> Directions:
Count every line below that contains "použití", then state the total with no other output.

> Available data:
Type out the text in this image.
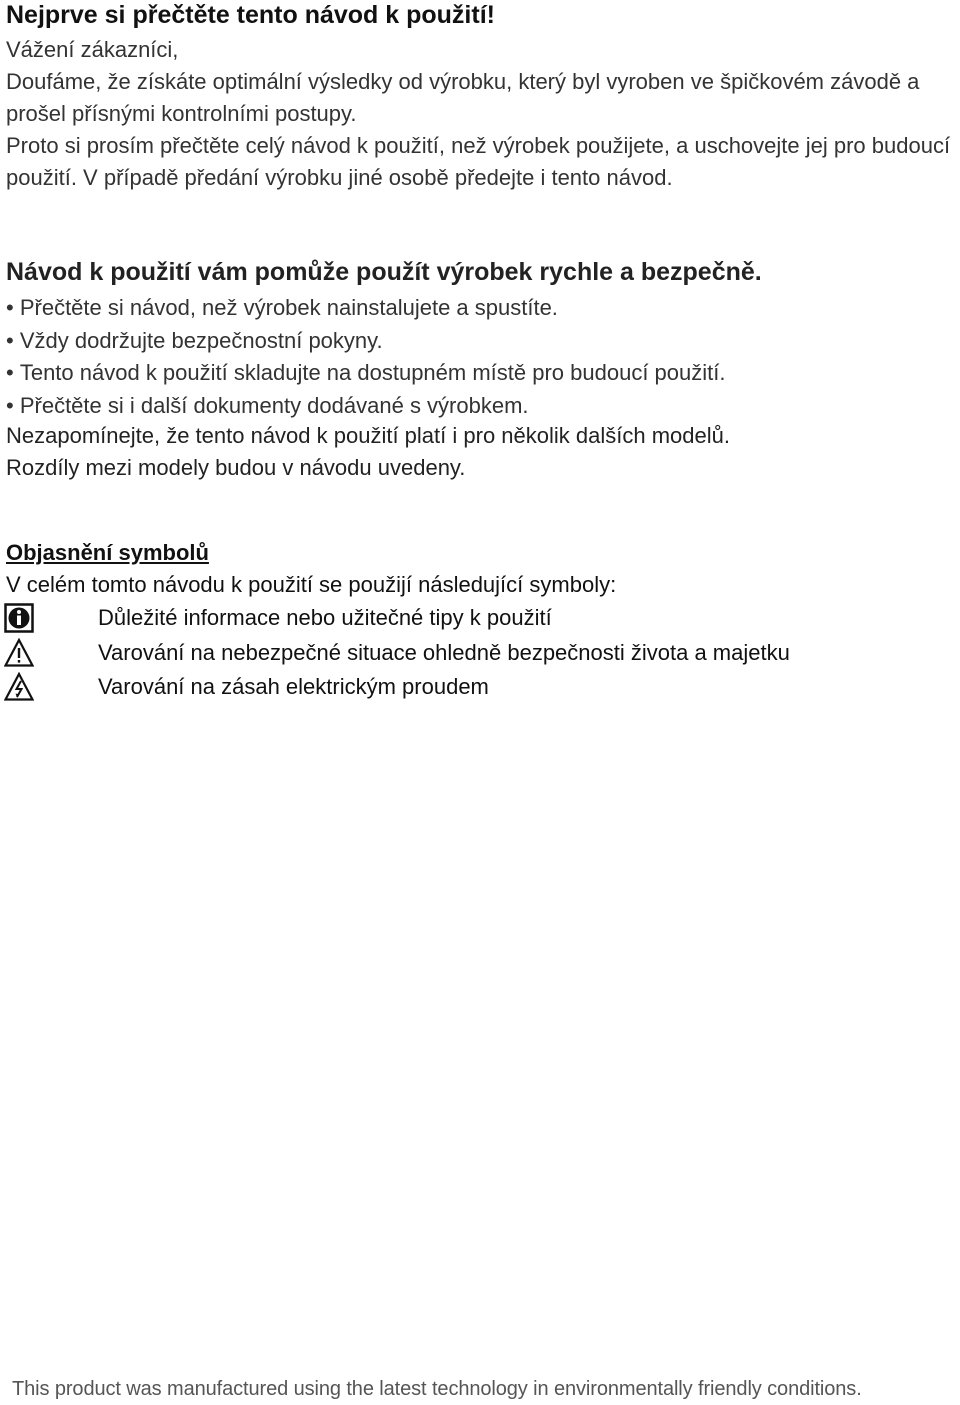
Nejprve si přečtěte tento návod k použití!

Vážení zákazníci,

Doufáme, že získáte optimální výsledky od výrobku, který byl vyroben ve špičkovém závodě a prošel přísnými kontrolními postupy.

Proto si prosím přečtěte celý návod k použití, než výrobek použijete, a uschovejte jej pro budoucí použití. V případě předání výrobku jiné osobě předejte i tento návod.

Návod k použití vám pomůže použít výrobek rychle a bezpečně.
• Přečtěte si návod, než výrobek nainstalujete a spustíte.
• Vždy dodržujte bezpečnostní pokyny.
• Tento návod k použití skladujte na dostupném místě pro budoucí použití.
• Přečtěte si i další dokumenty dodávané s výrobkem.

Nezapomínejte, že tento návod k použití platí i pro několik dalších modelů.

Rozdíly mezi modely budou v návodu uvedeny.

Objasnění symbolů
V celém tomto návodu k použití se použijí následující symboly:
Důležité informace nebo užitečné tipy k použití
Varování na nebezpečné situace ohledně bezpečnosti života a majetku
Varování na zásah elektrickým proudem
This product was manufactured using the latest technology in environmentally friendly conditions.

> Exercise answer:
7